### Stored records
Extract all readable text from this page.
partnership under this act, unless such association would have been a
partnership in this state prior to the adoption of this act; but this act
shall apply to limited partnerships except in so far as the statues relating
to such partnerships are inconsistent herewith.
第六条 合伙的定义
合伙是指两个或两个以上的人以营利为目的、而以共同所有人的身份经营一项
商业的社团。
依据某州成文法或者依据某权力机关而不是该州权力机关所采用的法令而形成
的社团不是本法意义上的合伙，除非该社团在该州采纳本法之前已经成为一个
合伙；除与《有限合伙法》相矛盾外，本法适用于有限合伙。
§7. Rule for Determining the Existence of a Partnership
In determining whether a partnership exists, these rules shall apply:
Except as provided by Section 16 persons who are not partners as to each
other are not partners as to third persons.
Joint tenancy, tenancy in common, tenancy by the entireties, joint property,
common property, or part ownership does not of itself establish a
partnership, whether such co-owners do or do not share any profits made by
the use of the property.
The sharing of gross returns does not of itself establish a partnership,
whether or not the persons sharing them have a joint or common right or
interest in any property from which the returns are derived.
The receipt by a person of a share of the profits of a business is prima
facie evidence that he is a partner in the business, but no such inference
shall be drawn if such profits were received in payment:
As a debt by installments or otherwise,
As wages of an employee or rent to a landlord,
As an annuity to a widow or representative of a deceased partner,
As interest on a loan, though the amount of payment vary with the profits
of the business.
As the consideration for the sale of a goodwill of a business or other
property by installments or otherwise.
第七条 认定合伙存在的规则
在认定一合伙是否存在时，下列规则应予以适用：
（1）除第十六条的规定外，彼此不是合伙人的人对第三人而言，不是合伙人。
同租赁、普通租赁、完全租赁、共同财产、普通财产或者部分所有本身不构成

### Work to complete
List all lines where "have" occurs.

### Solution
partnership under this act, unless such association would have been a
whether or not the persons sharing them have a joint or common right or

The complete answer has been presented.